Begin Records for the task

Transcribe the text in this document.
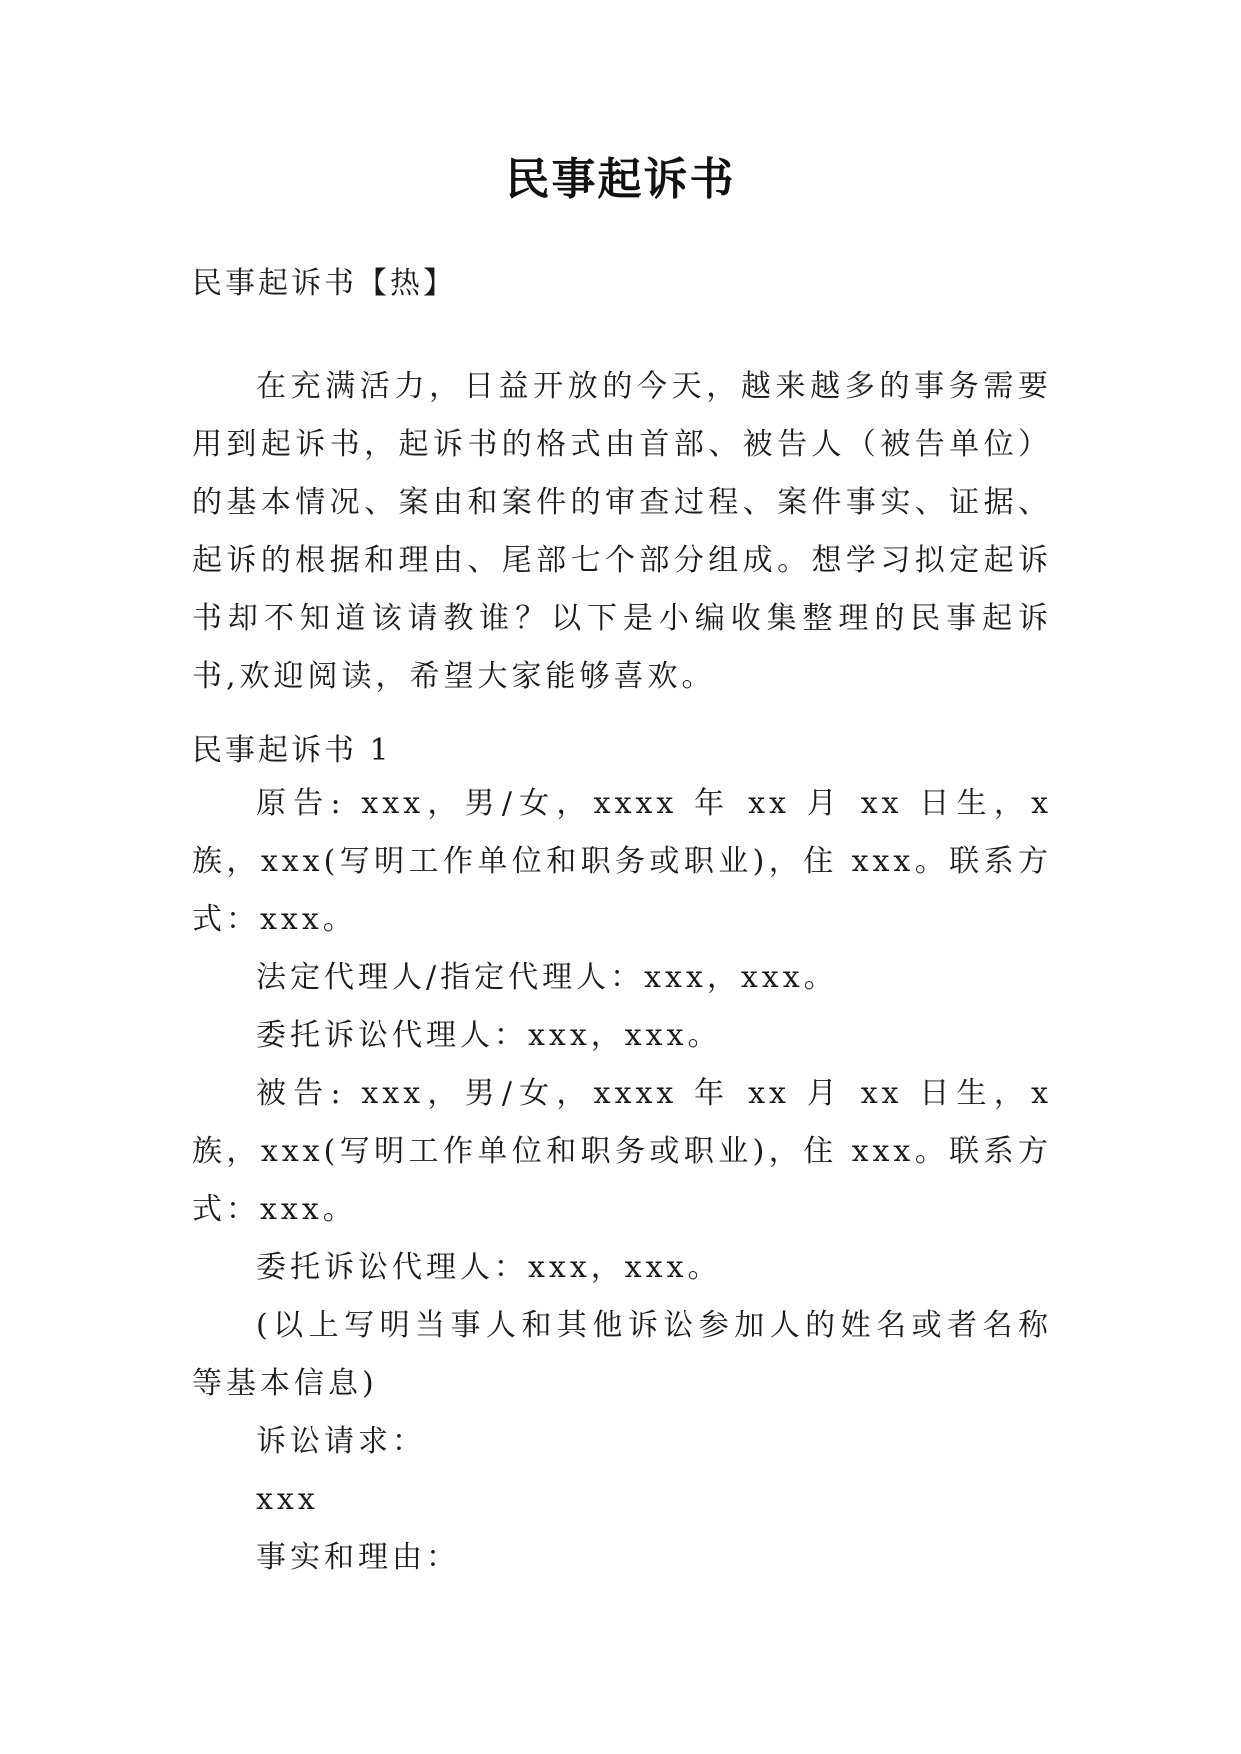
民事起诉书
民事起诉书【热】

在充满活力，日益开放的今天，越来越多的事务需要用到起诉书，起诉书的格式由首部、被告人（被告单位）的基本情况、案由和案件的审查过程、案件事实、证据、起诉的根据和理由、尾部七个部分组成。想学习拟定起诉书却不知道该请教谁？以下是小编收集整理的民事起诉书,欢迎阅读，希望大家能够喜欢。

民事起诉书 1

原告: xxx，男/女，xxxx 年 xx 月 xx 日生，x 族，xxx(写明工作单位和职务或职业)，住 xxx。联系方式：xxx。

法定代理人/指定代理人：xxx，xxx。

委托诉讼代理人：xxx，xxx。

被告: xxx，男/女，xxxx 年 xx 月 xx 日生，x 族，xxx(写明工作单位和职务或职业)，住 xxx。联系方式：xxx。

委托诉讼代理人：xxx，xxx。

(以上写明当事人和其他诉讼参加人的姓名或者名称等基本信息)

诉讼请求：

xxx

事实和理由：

End Records for the task
Begin Records for the task

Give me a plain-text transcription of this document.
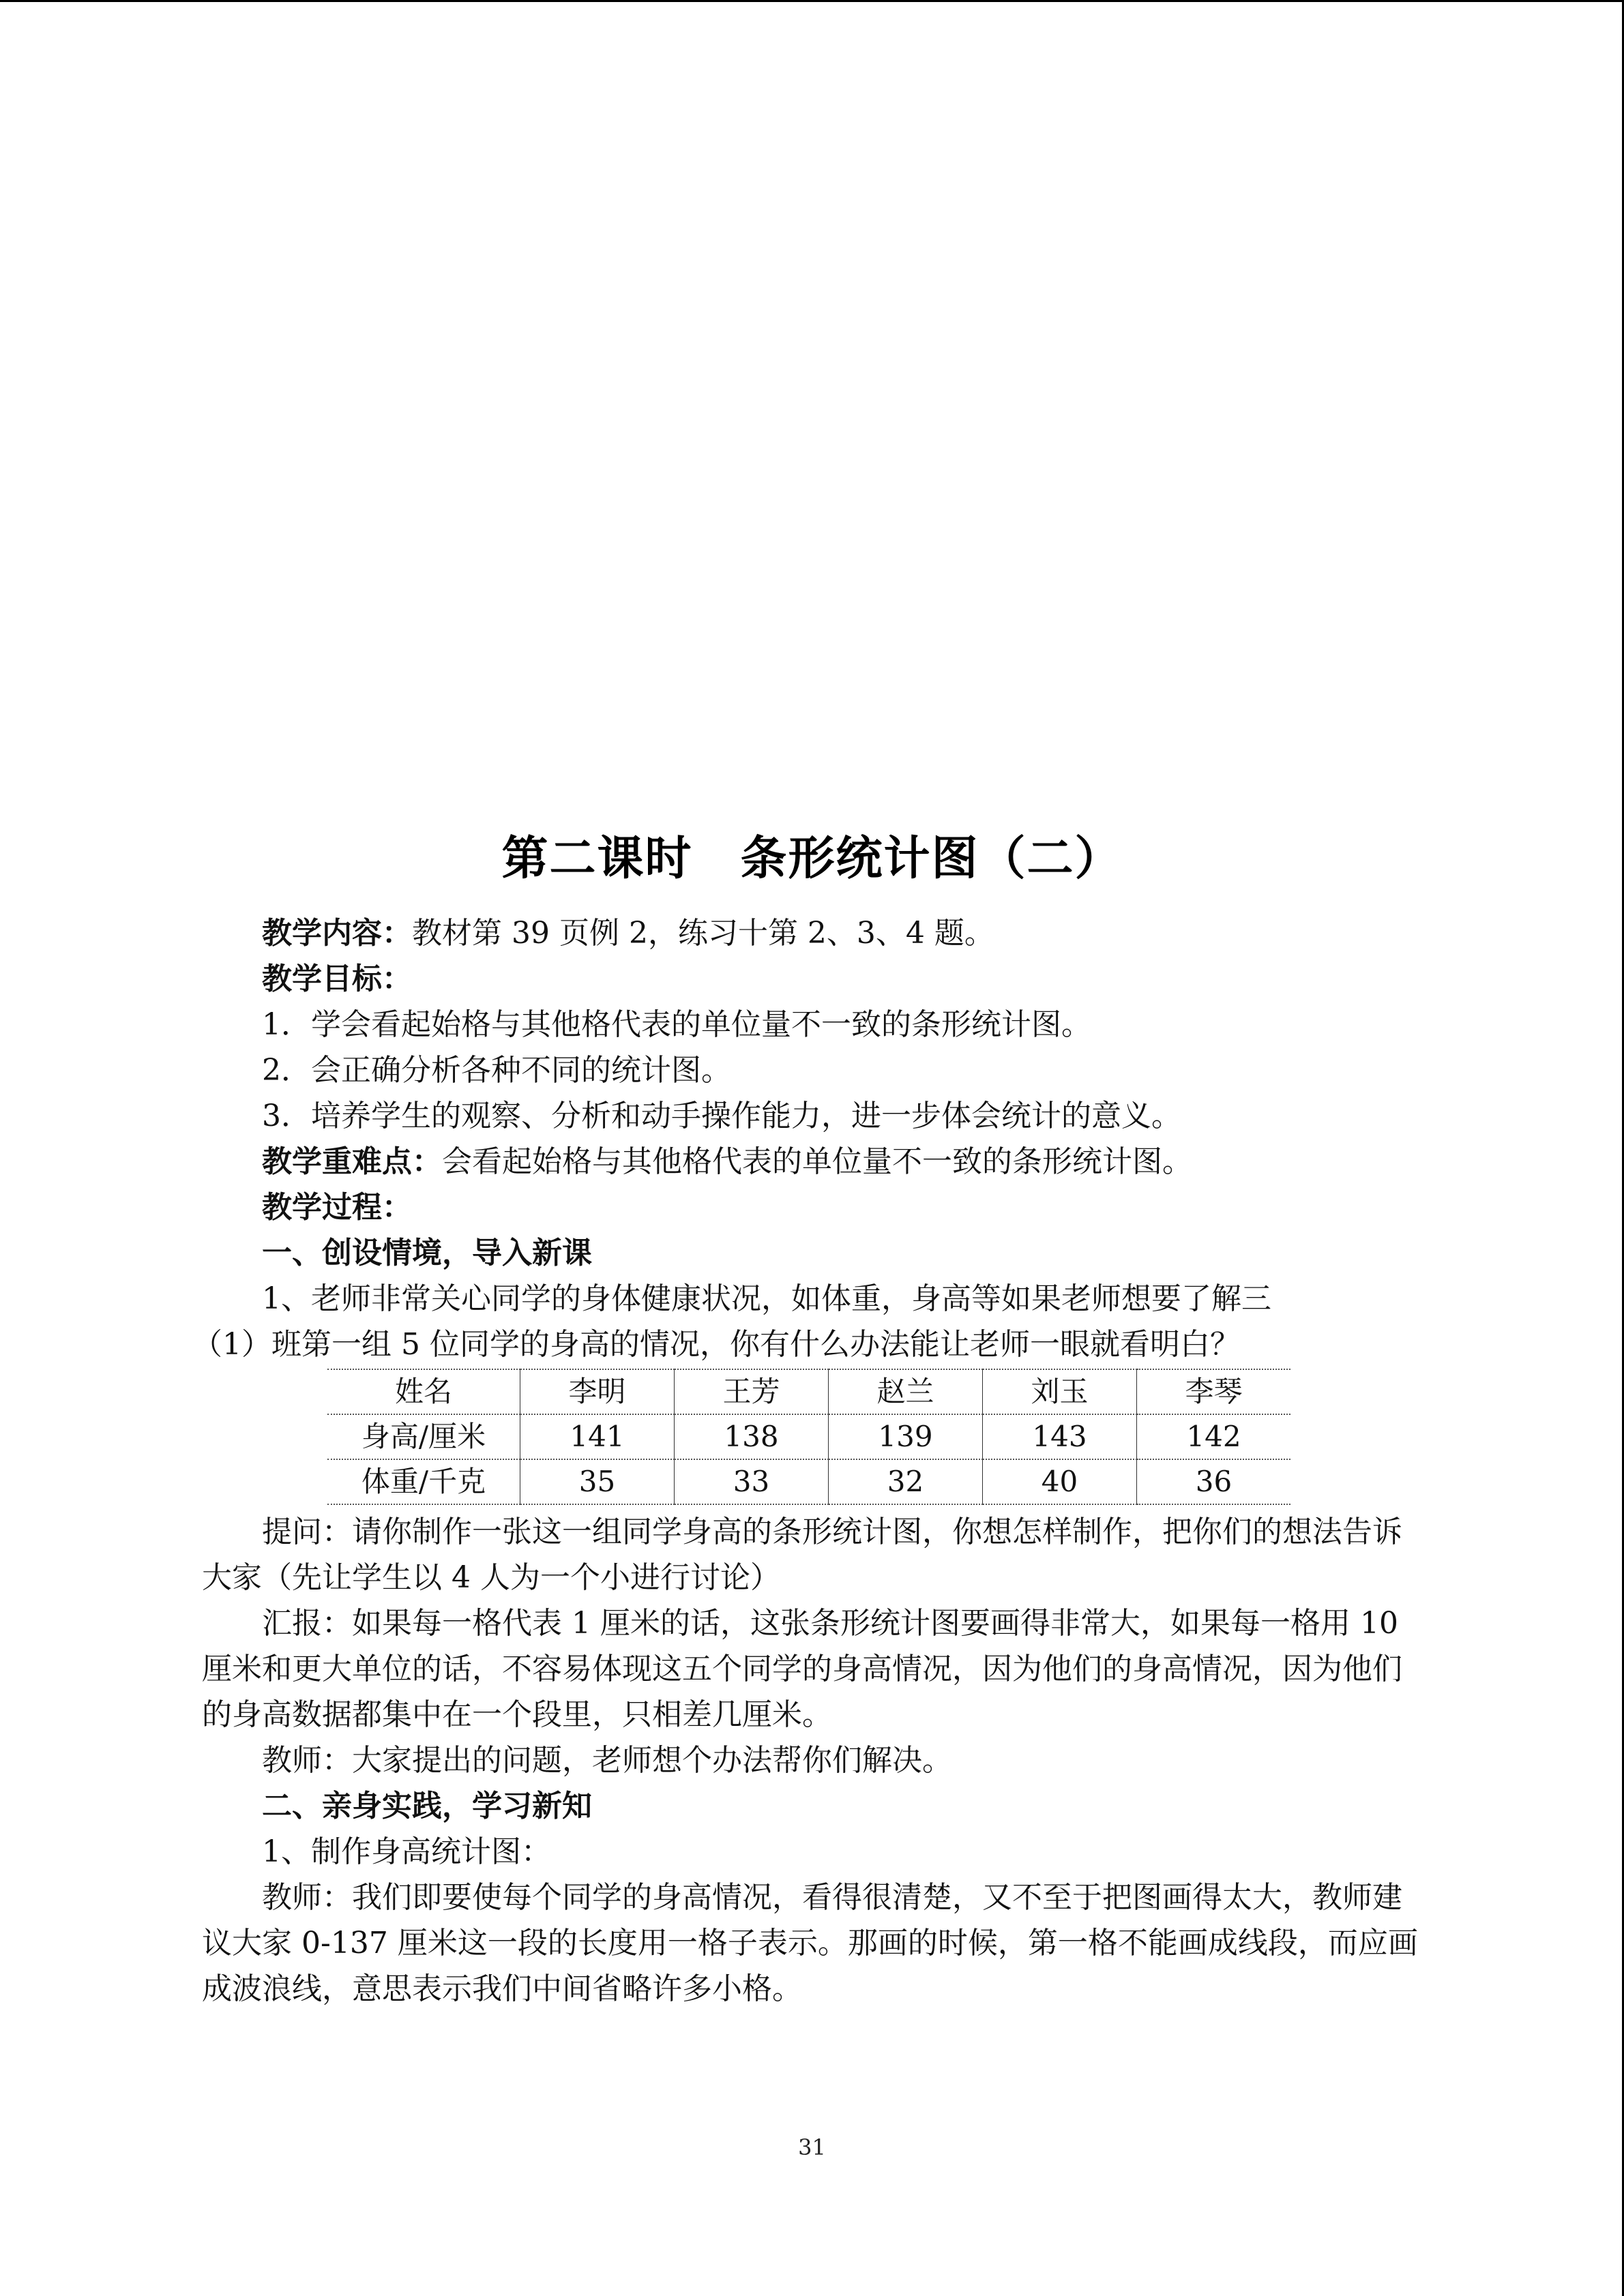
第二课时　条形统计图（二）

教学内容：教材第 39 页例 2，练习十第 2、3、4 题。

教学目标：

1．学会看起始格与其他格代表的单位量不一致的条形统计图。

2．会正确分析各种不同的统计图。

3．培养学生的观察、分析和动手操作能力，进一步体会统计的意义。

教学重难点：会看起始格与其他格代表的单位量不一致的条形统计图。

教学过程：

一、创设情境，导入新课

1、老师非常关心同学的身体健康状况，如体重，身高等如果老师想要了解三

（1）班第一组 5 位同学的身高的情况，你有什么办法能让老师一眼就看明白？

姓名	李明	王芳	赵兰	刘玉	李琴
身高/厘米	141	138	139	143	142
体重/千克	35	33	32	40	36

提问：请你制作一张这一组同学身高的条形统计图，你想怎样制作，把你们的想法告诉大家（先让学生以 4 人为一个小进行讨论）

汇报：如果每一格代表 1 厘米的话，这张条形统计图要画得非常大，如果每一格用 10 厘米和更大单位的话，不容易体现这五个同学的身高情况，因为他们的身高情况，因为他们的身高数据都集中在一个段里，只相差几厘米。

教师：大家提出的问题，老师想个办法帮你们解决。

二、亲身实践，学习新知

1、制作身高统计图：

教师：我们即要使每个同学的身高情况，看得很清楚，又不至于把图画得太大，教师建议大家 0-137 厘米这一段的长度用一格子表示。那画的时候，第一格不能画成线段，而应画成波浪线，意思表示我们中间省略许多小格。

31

End Records for the task

What is being asked - Gather each line holding the string "this".

Finished task -
Transcribe the text in this document.
Give me a plain-text transcription of this document.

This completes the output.